(Figure record extracts)

------

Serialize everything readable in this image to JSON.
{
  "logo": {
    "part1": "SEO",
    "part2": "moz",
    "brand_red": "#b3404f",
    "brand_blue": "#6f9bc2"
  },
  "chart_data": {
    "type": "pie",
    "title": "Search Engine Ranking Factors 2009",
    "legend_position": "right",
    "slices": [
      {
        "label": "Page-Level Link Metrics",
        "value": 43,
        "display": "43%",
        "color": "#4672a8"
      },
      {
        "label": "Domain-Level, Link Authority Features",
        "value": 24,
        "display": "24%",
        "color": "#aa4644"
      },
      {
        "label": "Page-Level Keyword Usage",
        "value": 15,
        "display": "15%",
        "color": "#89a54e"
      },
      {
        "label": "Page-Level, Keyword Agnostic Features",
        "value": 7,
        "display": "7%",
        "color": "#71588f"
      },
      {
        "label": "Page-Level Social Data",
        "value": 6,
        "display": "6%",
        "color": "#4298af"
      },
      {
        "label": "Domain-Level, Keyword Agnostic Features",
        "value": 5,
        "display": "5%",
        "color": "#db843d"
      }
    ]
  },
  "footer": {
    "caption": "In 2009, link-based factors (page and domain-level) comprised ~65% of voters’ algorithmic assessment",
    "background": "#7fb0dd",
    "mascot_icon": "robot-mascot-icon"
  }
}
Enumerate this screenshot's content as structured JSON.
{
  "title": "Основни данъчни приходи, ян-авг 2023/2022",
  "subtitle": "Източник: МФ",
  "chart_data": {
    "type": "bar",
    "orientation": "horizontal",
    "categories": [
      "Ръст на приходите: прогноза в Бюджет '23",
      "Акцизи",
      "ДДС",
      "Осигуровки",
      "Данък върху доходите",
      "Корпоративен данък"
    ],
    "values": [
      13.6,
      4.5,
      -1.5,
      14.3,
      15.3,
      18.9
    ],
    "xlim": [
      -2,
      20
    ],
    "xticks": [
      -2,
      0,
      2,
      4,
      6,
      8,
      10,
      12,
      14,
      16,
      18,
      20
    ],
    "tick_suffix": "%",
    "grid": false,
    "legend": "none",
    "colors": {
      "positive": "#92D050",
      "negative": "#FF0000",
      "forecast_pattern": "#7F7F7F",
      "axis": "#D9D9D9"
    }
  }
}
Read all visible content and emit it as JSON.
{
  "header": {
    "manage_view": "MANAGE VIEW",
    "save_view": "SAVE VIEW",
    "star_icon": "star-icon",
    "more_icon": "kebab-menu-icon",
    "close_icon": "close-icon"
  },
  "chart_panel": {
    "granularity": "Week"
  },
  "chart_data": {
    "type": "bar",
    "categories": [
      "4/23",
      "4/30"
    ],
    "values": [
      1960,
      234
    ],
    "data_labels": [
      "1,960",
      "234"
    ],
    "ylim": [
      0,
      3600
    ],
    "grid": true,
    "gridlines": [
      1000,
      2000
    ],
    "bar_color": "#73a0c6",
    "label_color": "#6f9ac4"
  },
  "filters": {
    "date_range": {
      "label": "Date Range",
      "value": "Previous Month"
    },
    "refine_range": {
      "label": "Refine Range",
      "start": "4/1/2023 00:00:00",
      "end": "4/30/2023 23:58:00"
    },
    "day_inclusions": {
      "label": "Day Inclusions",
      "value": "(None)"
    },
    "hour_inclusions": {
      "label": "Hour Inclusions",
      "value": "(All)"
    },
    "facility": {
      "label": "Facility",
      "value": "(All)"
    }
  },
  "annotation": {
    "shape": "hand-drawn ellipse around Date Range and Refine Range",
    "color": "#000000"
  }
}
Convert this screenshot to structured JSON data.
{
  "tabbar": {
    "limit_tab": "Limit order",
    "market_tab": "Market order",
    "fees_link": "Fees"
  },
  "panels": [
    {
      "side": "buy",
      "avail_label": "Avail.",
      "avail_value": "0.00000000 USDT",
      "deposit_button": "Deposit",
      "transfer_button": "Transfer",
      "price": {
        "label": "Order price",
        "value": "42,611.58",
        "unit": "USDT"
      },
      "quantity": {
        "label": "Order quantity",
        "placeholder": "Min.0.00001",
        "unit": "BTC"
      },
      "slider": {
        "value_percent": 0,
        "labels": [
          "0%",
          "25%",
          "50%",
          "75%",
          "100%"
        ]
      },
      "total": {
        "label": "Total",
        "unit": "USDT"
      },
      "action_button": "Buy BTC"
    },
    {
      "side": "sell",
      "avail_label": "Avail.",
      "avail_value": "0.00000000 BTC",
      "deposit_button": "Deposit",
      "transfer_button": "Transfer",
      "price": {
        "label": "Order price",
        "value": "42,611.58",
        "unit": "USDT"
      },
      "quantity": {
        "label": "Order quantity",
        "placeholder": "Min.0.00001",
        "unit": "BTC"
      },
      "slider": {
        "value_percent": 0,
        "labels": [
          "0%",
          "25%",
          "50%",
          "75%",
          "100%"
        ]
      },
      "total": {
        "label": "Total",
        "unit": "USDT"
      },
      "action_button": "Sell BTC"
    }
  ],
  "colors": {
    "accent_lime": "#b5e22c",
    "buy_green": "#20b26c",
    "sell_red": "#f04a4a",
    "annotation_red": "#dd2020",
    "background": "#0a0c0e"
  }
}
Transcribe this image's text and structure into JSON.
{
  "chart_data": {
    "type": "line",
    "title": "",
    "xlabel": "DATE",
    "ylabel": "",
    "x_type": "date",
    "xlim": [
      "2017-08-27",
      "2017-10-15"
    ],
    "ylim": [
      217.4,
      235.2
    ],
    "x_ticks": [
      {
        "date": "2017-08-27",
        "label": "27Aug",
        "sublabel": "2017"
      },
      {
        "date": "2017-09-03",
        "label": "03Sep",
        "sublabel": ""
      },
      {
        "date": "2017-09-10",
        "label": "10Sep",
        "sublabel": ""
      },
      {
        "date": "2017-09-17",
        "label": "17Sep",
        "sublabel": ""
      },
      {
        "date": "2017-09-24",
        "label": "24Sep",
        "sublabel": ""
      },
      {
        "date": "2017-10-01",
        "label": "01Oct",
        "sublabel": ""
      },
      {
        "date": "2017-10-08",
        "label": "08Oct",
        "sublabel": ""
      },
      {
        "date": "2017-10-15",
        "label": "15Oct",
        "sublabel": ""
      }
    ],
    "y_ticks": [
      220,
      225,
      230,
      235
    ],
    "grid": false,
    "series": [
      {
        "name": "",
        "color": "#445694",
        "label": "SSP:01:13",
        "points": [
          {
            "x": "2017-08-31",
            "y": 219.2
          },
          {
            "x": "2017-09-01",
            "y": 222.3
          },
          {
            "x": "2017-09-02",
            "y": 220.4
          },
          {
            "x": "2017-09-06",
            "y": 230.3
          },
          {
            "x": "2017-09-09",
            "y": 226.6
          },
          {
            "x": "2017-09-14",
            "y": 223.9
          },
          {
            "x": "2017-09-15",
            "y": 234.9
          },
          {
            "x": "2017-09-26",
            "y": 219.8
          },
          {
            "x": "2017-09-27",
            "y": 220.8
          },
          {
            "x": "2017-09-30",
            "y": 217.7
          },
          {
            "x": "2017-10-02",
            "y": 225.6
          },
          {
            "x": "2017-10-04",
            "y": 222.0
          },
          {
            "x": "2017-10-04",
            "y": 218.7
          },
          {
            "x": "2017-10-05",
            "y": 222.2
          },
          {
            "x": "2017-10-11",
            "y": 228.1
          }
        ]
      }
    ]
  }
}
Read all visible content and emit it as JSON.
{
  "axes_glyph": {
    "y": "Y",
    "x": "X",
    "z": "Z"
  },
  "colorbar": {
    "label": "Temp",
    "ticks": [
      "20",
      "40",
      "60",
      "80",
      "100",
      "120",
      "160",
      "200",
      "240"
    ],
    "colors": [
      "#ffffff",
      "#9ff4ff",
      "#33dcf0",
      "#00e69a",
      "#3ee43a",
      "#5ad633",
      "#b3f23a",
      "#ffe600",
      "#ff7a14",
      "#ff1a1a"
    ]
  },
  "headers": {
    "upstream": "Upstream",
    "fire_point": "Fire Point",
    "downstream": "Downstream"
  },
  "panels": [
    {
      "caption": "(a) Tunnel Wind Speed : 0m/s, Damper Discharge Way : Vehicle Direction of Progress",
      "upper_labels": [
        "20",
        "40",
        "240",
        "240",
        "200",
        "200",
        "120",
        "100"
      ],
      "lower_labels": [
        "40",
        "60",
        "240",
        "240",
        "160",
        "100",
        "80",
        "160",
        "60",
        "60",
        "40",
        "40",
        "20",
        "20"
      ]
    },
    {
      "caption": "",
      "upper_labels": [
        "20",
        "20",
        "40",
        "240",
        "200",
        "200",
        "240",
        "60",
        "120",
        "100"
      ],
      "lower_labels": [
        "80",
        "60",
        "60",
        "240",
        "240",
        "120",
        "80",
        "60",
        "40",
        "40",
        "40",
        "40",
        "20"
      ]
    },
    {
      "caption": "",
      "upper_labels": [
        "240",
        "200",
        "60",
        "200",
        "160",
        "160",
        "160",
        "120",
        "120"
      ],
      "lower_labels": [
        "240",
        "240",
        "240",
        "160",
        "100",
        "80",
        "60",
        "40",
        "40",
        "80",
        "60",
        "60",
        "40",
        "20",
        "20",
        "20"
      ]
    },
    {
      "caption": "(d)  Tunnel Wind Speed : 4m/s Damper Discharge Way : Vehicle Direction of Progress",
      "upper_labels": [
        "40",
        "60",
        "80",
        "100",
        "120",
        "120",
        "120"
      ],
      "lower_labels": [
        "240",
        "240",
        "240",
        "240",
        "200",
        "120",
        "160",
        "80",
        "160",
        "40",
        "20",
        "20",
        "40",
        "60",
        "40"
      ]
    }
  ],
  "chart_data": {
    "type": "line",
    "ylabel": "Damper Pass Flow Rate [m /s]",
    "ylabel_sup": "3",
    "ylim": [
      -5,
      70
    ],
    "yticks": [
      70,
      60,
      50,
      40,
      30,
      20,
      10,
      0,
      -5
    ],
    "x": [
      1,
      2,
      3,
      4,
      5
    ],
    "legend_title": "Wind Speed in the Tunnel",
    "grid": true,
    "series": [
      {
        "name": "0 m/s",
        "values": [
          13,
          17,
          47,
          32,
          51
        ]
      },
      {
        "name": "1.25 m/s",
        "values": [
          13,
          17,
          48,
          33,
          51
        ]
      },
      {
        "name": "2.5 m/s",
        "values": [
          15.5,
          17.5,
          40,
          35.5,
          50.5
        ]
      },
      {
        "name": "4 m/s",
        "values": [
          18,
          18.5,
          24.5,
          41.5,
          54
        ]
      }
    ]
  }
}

------

*WRITTEN EXERCISE*
Wherever the string "Damper" appears in the entries above, list that line.

*ANSWER TO THIS PROBLEM*
      "caption": "(a) Tunnel Wind Speed : 0m/s, Damper Discharge Way : Vehicle Direction of Progress",
      "caption": "(d)  Tunnel Wind Speed : 4m/s Damper Discharge Way : Vehicle Direction of Progress",
    "ylabel": "Damper Pass Flow Rate [m /s]",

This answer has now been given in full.